INSTRUCTIONS FOR THE TASK: Find each line with "xlabel" and copy it.

[A run of records]

# # #

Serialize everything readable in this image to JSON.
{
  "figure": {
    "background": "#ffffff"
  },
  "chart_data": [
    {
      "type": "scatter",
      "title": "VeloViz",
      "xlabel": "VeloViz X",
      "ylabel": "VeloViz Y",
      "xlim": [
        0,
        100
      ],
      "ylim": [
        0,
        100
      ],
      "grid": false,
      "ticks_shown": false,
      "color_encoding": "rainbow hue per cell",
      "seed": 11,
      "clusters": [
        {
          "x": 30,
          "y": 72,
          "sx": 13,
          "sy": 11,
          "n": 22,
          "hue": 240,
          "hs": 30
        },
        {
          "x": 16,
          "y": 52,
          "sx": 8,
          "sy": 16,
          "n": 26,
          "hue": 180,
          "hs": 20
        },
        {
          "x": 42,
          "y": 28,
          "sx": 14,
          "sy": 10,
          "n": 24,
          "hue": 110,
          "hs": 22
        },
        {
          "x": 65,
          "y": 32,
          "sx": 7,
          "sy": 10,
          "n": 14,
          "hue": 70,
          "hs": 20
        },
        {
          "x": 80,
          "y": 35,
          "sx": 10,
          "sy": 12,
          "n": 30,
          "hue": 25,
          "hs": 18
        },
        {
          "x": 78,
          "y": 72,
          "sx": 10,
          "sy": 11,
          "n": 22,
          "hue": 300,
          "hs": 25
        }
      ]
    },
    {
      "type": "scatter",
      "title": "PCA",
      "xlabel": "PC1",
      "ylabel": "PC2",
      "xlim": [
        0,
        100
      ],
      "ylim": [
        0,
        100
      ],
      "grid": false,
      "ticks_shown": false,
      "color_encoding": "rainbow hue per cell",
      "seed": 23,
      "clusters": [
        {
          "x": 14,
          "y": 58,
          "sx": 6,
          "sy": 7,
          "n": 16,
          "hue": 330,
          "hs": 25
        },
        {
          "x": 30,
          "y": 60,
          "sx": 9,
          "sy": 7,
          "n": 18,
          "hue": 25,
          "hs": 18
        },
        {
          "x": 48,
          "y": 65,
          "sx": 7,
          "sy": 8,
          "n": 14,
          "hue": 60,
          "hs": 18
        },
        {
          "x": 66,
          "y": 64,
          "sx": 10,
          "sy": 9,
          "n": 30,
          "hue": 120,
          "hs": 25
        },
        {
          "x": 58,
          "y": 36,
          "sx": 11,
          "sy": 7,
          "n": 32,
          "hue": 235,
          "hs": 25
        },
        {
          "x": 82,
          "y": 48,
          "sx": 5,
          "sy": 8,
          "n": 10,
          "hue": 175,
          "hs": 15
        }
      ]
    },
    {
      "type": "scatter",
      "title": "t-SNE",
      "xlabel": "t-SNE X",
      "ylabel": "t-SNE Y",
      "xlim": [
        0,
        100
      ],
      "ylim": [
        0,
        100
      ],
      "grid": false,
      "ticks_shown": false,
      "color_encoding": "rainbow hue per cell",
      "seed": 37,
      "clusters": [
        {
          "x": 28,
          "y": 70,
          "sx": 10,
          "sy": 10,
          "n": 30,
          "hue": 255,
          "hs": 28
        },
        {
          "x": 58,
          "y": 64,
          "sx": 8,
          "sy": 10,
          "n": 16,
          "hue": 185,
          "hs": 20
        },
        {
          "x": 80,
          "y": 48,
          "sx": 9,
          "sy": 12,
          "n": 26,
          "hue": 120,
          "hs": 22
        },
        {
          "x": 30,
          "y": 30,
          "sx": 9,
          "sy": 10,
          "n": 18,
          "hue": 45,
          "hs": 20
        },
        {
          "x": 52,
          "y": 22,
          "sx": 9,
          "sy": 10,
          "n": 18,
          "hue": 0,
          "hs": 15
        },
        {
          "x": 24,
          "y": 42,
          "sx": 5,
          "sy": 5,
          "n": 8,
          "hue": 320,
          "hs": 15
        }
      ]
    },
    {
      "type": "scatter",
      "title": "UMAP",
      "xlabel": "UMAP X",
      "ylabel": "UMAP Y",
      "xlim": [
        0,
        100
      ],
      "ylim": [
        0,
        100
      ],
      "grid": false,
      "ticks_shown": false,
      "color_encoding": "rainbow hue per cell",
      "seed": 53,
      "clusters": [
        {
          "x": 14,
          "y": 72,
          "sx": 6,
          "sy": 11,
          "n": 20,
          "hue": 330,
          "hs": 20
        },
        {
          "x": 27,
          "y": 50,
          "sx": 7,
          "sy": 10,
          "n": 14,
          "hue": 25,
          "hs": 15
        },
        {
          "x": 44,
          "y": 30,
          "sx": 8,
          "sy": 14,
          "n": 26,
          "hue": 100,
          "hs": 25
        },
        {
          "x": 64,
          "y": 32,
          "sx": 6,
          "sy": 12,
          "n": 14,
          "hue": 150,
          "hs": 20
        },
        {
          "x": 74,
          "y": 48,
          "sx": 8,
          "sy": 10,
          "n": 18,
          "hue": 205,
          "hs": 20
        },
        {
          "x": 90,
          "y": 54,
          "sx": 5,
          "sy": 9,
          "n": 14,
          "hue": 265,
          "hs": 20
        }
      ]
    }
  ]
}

# # #

RESPONSE FOR THIS EXERCISE:
      "xlabel": "VeloViz X",
      "xlabel": "PC1",
      "xlabel": "t-SNE X",
      "xlabel": "UMAP X",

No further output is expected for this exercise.